_Exercise prompt:_ The records below must be written out exactly, with every picture left behind.
====== Input rows ======
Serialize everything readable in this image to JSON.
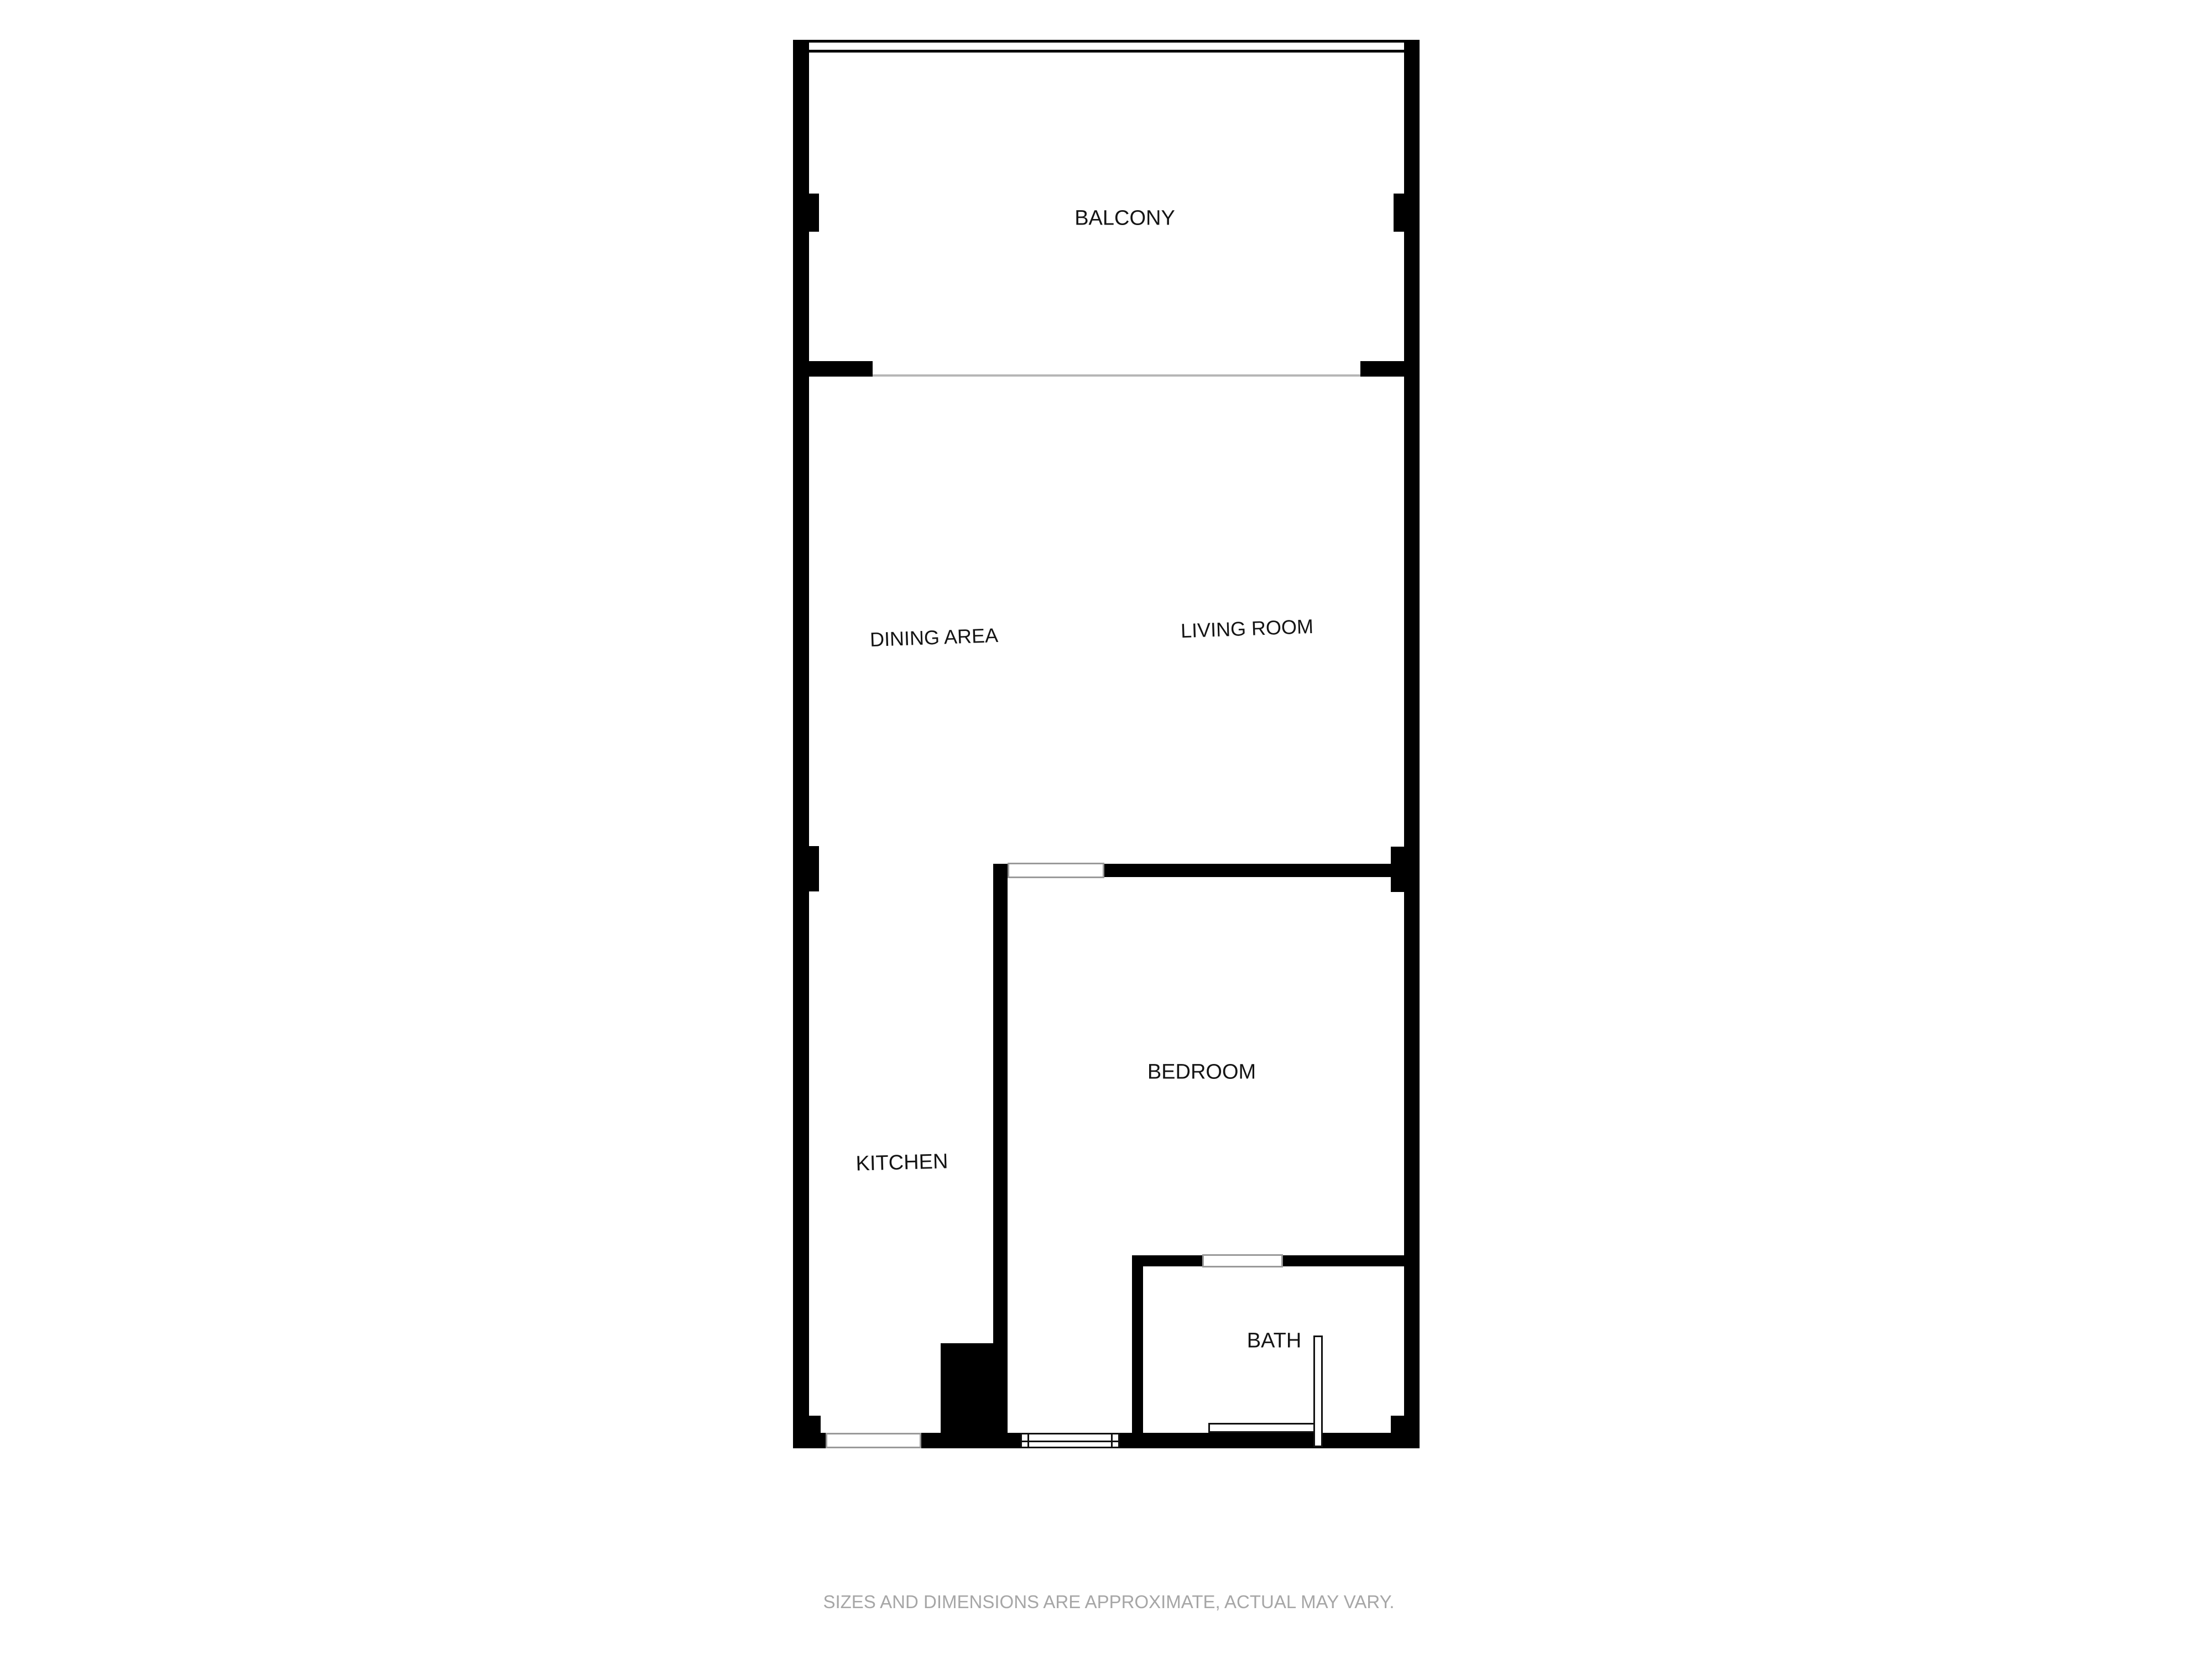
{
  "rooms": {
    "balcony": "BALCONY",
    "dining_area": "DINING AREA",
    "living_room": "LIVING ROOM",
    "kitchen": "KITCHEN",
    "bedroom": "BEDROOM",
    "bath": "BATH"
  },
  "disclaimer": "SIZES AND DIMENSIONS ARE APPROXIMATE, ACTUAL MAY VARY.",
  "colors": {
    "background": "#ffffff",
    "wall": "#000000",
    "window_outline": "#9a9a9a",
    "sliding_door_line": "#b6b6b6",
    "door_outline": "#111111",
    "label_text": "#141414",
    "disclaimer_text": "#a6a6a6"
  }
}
======
_Result of the task:_
Serialize everything readable in this image to JSON.
{
  "rooms": {
    "balcony": "BALCONY",
    "dining_area": "DINING AREA",
    "living_room": "LIVING ROOM",
    "kitchen": "KITCHEN",
    "bedroom": "BEDROOM",
    "bath": "BATH"
  },
  "disclaimer": "SIZES AND DIMENSIONS ARE APPROXIMATE, ACTUAL MAY VARY.",
  "colors": {
    "background": "#ffffff",
    "wall": "#000000",
    "window_outline": "#9a9a9a",
    "sliding_door_line": "#b6b6b6",
    "door_outline": "#111111",
    "label_text": "#141414",
    "disclaimer_text": "#a6a6a6"
  }
}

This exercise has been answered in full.